THE TASK:
Will you transcribe all the entries word for word, skipping the pictures they hold?

RECORDS SHOWN:
* begin *
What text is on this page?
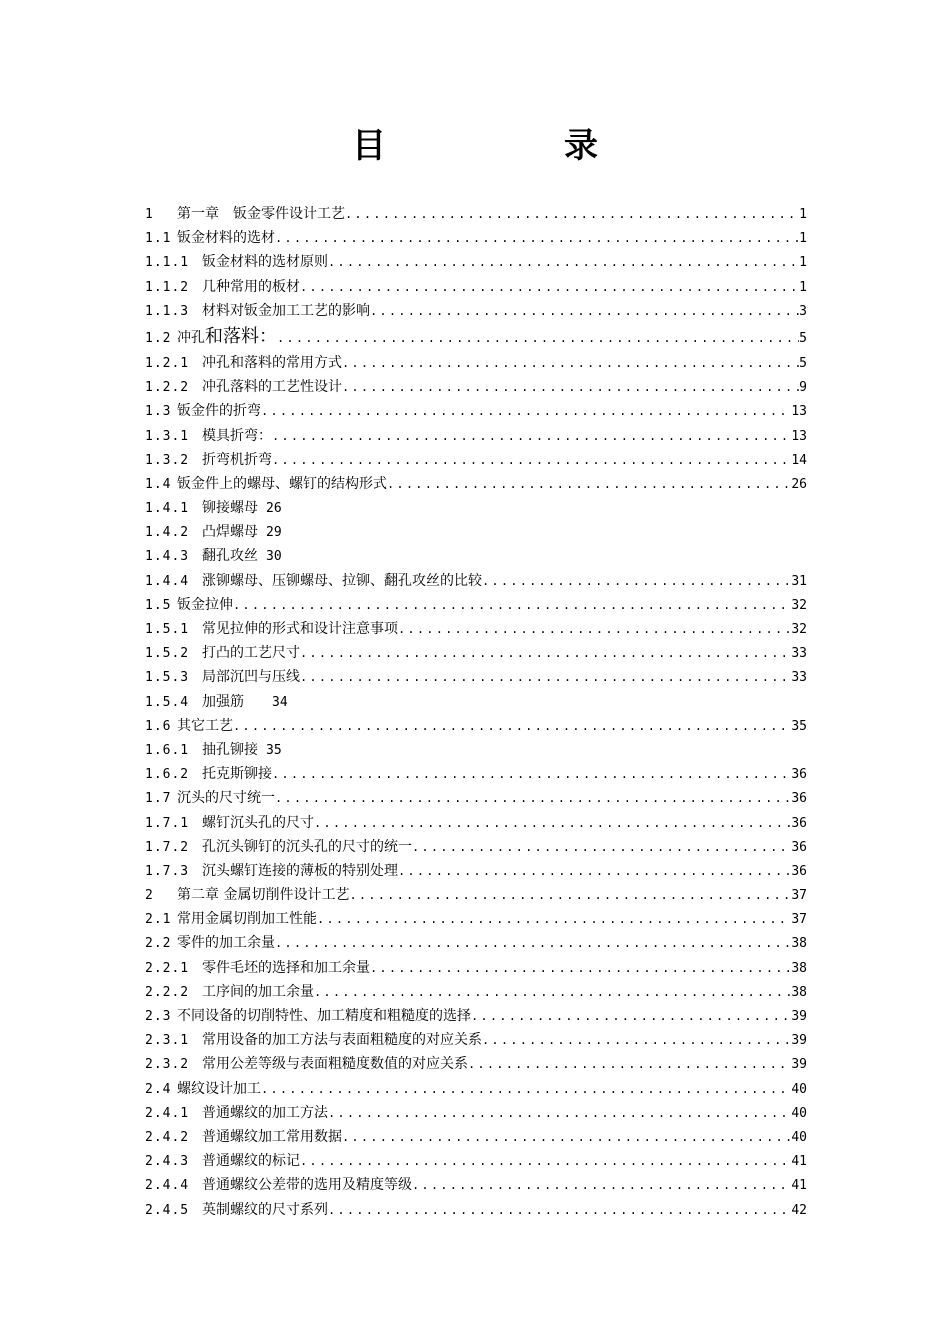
目　录
1	第一章　钣金零件设计工艺 .....	1
1.1 钣金材料的选材 .....	1
1.1.1 钣金材料的选材原则 .....	1
1.1.2 几种常用的板材 .....	1
1.1.3 材料对钣金加工工艺的影响 .....	3
1.2 冲孔和落料： .....	5
1.2.1 冲孔和落料的常用方式 .....	5
1.2.2 冲孔落料的工艺性设计 .....	9
1.3 钣金件的折弯 .....	13
1.3.1 模具折弯： .....	13
1.3.2 折弯机折弯 .....	14
1.4 钣金件上的螺母、螺钉的结构形式 .....	26
1.4.1 铆接螺母 26
1.4.2 凸焊螺母 29
1.4.3 翻孔攻丝 30
1.4.4 涨铆螺母、压铆螺母、拉铆、翻孔攻丝的比较 .....	31
1.5 钣金拉伸 .....	32
1.5.1 常见拉伸的形式和设计注意事项 .....	32
1.5.2 打凸的工艺尺寸 .....	33
1.5.3 局部沉凹与压线 .....	33
1.5.4 加强筋 34
1.6 其它工艺 .....	35
1.6.1 抽孔铆接 35
1.6.2 托克斯铆接 .....	36
1.7 沉头的尺寸统一 .....	36
1.7.1 螺钉沉头孔的尺寸 .....	36
1.7.2 孔沉头铆钉的沉头孔的尺寸的统一 .....	36
1.7.3 沉头螺钉连接的薄板的特别处理 .....	36
2	第二章 金属切削件设计工艺 .....	37
2.1 常用金属切削加工性能 .....	37
2.2 零件的加工余量 .....	38
2.2.1 零件毛坯的选择和加工余量 .....	38
2.2.2 工序间的加工余量 .....	38
2.3 不同设备的切削特性、加工精度和粗糙度的选择 .....	39
2.3.1 常用设备的加工方法与表面粗糙度的对应关系 .....	39
2.3.2 常用公差等级与表面粗糙度数值的对应关系 .....	39
2.4 螺纹设计加工 .....	40
2.4.1 普通螺纹的加工方法 .....	40
2.4.2 普通螺纹加工常用数据 .....	40
2.4.3 普通螺纹的标记 .....	41
2.4.4 普通螺纹公差带的选用及精度等级 .....	41
2.4.5 英制螺纹的尺寸系列 .....	42
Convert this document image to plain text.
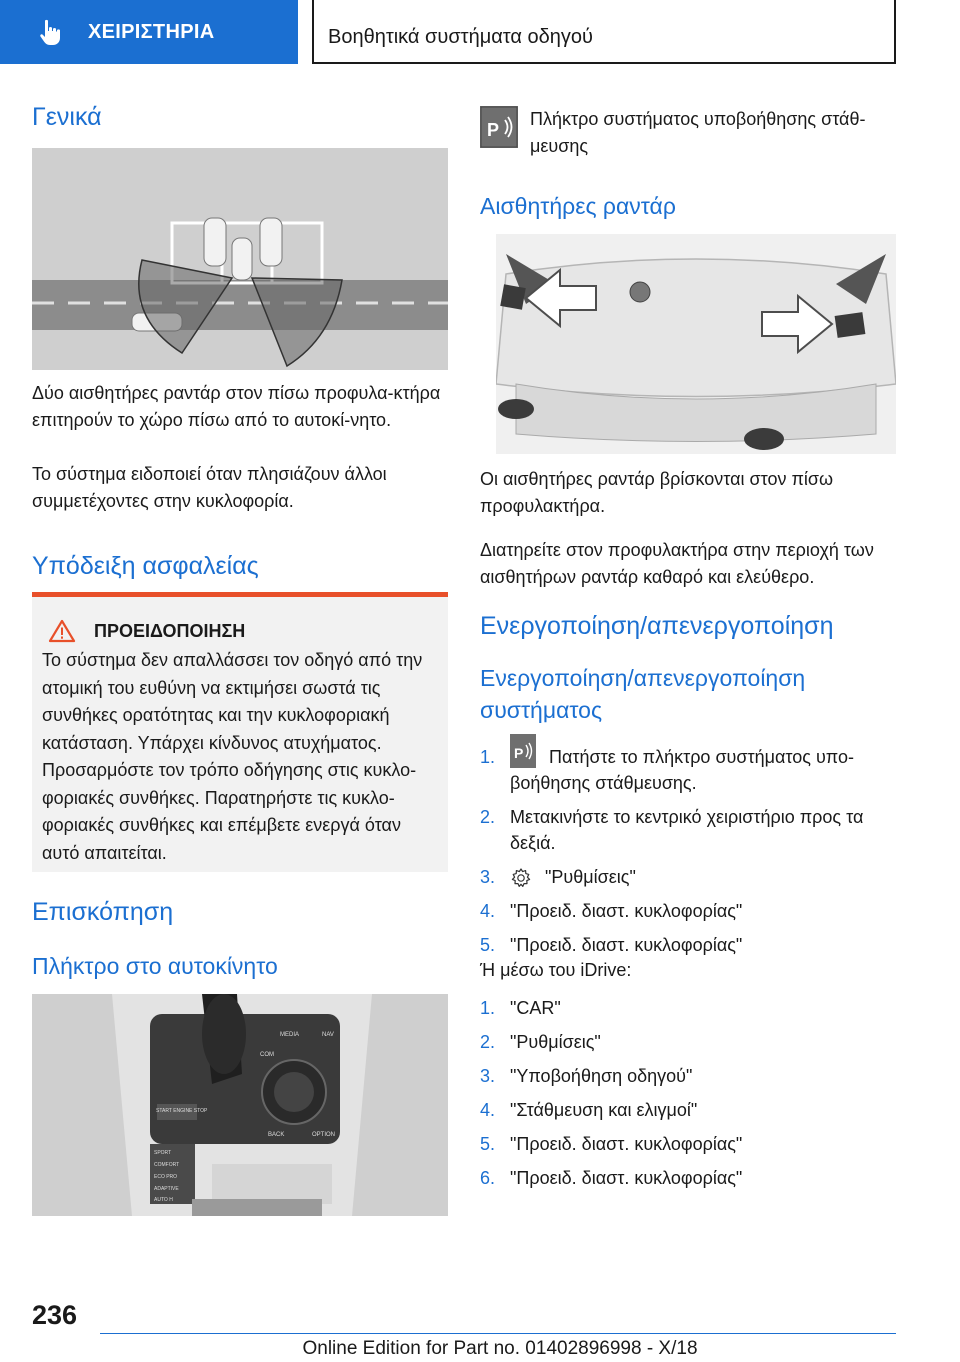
ΧΕΙΡΙΣΤΗΡΙΑ	Βοηθητικά συστήματα οδηγού
Γενικά
Δύο αισθητήρες ραντάρ στον πίσω προφυλα-κτήρα επιτηρούν το χώρο πίσω από το αυτοκί-νητο.
Το σύστημα ειδοποιεί όταν πλησιάζουν άλλοι συμμετέχοντες στην κυκλοφορία.
Υπόδειξη ασφαλείας
ΠΡΟΕΙΔΟΠΟΙΗΣΗ
Το σύστημα δεν απαλλάσσει τον οδηγό από την ατομική του ευθύνη να εκτιμήσει σωστά τις συνθήκες ορατότητας και την κυκλοφοριακή κατάσταση. Υπάρχει κίνδυνος ατυχήματος. Προσαρμόστε τον τρόπο οδήγησης στις κυκλο-φοριακές συνθήκες. Παρατηρήστε τις κυκλο-φοριακές συνθήκες και επέμβετε ενεργά όταν αυτό απαιτείται.
Επισκόπηση
Πλήκτρο στο αυτοκίνητο
MEDIA	NAV
COM
BACK	OPTION
START ENGINE STOP
SPORT
COMFORT
ECO PRO
ADAPTIVE
AUTO H
P
Πλήκτρο συστήματος υποβοήθησης στάθ-μευσης
Αισθητήρες ραντάρ
Οι αισθητήρες ραντάρ βρίσκονται στον πίσω προφυλακτήρα.
Διατηρείτε στον προφυλακτήρα στην περιοχή των αισθητήρων ραντάρ καθαρό και ελεύθερο.
Ενεργοποίηση/απενεργοποίηση
Ενεργοποίηση/απενεργοποίηση συστήματος
1. P Πατήστε το πλήκτρο συστήματος υπο-βοήθησης στάθμευσης.
2. Μετακινήστε το κεντρικό χειριστήριο προς τα δεξιά.
3.	"Ρυθμίσεις"
4. "Προειδ. διαστ. κυκλοφορίας"
5. "Προειδ. διαστ. κυκλοφορίας"
Ή μέσω του iDrive:
1. "CAR"
2. "Ρυθμίσεις"
3. "Υποβοήθηση οδηγού"
4. "Στάθμευση και ελιγμοί"
5. "Προειδ. διαστ. κυκλοφορίας"
6. "Προειδ. διαστ. κυκλοφορίας"
236
Online Edition for Part no. 01402896998 - X/18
* end *
WORKED ANSWER:
What text is on this page?
目　录
1	第一章　钣金零件设计工艺 .....	1
1.1 钣金材料的选材 .....	1
1.1.1 钣金材料的选材原则 .....	1
1.1.2 几种常用的板材 .....	1
1.1.3 材料对钣金加工工艺的影响 .....	3
1.2 冲孔和落料： .....	5
1.2.1 冲孔和落料的常用方式 .....	5
1.2.2 冲孔落料的工艺性设计 .....	9
1.3 钣金件的折弯 .....	13
1.3.1 模具折弯： .....	13
1.3.2 折弯机折弯 .....	14
1.4 钣金件上的螺母、螺钉的结构形式 .....	26
1.4.1 铆接螺母 26
1.4.2 凸焊螺母 29
1.4.3 翻孔攻丝 30
1.4.4 涨铆螺母、压铆螺母、拉铆、翻孔攻丝的比较 .....	31
1.5 钣金拉伸 .....	32
1.5.1 常见拉伸的形式和设计注意事项 .....	32
1.5.2 打凸的工艺尺寸 .....	33
1.5.3 局部沉凹与压线 .....	33
1.5.4 加强筋 34
1.6 其它工艺 .....	35
1.6.1 抽孔铆接 35
1.6.2 托克斯铆接 .....	36
1.7 沉头的尺寸统一 .....	36
1.7.1 螺钉沉头孔的尺寸 .....	36
1.7.2 孔沉头铆钉的沉头孔的尺寸的统一 .....	36
1.7.3 沉头螺钉连接的薄板的特别处理 .....	36
2	第二章 金属切削件设计工艺 .....	37
2.1 常用金属切削加工性能 .....	37
2.2 零件的加工余量 .....	38
2.2.1 零件毛坯的选择和加工余量 .....	38
2.2.2 工序间的加工余量 .....	38
2.3 不同设备的切削特性、加工精度和粗糙度的选择 .....	39
2.3.1 常用设备的加工方法与表面粗糙度的对应关系 .....	39
2.3.2 常用公差等级与表面粗糙度数值的对应关系 .....	39
2.4 螺纹设计加工 .....	40
2.4.1 普通螺纹的加工方法 .....	40
2.4.2 普通螺纹加工常用数据 .....	40
2.4.3 普通螺纹的标记 .....	41
2.4.4 普通螺纹公差带的选用及精度等级 .....	41
2.4.5 英制螺纹的尺寸系列 .....	42
Convert this document image to plain text.
ΧΕΙΡΙΣΤΗΡΙΑ	Βοηθητικά συστήματα οδηγού
Γενικά
Δύο αισθητήρες ραντάρ στον πίσω προφυλα-κτήρα επιτηρούν το χώρο πίσω από το αυτοκί-νητο.
Το σύστημα ειδοποιεί όταν πλησιάζουν άλλοι συμμετέχοντες στην κυκλοφορία.
Υπόδειξη ασφαλείας
ΠΡΟΕΙΔΟΠΟΙΗΣΗ
Το σύστημα δεν απαλλάσσει τον οδηγό από την ατομική του ευθύνη να εκτιμήσει σωστά τις συνθήκες ορατότητας και την κυκλοφοριακή κατάσταση. Υπάρχει κίνδυνος ατυχήματος. Προσαρμόστε τον τρόπο οδήγησης στις κυκλο-φοριακές συνθήκες. Παρατηρήστε τις κυκλο-φοριακές συνθήκες και επέμβετε ενεργά όταν αυτό απαιτείται.
Επισκόπηση
Πλήκτρο στο αυτοκίνητο
MEDIA	NAV
COM
BACK	OPTION
START ENGINE STOP
SPORT
COMFORT
ECO PRO
ADAPTIVE
AUTO H
P
Πλήκτρο συστήματος υποβοήθησης στάθ-μευσης
Αισθητήρες ραντάρ
Οι αισθητήρες ραντάρ βρίσκονται στον πίσω προφυλακτήρα.
Διατηρείτε στον προφυλακτήρα στην περιοχή των αισθητήρων ραντάρ καθαρό και ελεύθερο.
Ενεργοποίηση/απενεργοποίηση
Ενεργοποίηση/απενεργοποίηση συστήματος
1. P Πατήστε το πλήκτρο συστήματος υπο-βοήθησης στάθμευσης.
2. Μετακινήστε το κεντρικό χειριστήριο προς τα δεξιά.
3.	"Ρυθμίσεις"
4. "Προειδ. διαστ. κυκλοφορίας"
5. "Προειδ. διαστ. κυκλοφορίας"
Ή μέσω του iDrive:
1. "CAR"
2. "Ρυθμίσεις"
3. "Υποβοήθηση οδηγού"
4. "Στάθμευση και ελιγμοί"
5. "Προειδ. διαστ. κυκλοφορίας"
6. "Προειδ. διαστ. κυκλοφορίας"
236
Online Edition for Part no. 01402896998 - X/18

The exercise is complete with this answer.